[BEGIN]
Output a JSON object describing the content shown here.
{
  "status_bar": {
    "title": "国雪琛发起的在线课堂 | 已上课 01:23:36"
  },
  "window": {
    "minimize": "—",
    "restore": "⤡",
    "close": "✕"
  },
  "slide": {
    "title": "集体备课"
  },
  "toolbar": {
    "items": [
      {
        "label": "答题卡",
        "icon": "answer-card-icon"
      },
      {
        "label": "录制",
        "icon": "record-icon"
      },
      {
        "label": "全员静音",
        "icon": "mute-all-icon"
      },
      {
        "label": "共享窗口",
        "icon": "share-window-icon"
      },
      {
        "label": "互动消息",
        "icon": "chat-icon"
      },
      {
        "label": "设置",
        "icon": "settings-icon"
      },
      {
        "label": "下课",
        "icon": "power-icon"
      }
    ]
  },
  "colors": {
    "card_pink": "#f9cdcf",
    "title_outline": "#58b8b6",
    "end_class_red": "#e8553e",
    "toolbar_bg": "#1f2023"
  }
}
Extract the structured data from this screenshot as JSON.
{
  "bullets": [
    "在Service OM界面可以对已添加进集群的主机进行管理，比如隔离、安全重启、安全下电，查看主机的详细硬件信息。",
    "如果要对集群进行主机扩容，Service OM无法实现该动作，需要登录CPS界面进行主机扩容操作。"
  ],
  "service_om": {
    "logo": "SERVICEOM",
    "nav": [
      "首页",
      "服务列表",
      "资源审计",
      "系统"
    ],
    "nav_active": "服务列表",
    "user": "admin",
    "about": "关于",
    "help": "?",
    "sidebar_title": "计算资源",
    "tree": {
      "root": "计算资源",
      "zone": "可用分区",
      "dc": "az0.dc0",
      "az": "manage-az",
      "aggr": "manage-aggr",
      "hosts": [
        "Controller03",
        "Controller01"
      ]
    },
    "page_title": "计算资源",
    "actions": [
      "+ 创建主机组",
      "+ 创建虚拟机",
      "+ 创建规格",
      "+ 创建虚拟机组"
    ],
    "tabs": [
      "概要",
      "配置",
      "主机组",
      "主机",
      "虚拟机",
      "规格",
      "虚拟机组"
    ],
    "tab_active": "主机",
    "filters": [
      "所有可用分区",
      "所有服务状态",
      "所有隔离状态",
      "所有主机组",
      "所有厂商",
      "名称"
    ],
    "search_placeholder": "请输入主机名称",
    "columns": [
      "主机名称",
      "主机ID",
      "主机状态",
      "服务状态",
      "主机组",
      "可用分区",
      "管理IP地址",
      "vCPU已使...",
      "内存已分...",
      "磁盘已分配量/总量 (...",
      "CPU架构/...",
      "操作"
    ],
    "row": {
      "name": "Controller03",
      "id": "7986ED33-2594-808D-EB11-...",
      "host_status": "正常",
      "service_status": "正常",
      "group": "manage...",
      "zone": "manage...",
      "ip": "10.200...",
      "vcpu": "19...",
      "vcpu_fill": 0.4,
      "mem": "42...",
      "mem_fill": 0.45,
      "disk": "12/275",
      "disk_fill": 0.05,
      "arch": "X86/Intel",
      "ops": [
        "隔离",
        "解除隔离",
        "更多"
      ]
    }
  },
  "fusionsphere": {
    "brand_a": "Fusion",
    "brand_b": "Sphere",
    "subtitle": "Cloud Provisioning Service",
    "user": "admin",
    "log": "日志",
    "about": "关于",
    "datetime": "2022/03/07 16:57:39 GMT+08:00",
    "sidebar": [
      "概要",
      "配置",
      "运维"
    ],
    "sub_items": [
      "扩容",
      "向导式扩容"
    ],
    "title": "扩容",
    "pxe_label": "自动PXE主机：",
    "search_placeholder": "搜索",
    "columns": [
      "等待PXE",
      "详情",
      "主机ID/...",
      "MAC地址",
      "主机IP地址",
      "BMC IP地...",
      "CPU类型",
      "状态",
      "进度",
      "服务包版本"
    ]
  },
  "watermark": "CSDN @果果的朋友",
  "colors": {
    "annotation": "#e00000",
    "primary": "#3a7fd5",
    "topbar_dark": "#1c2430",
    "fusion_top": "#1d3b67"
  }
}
[END]
* [Problem]
Read through the lines above and collect those that contain the string "计算资源".

* [Expected answer]
    "sidebar_title": "计算资源",
      "root": "计算资源",
    "page_title": "计算资源",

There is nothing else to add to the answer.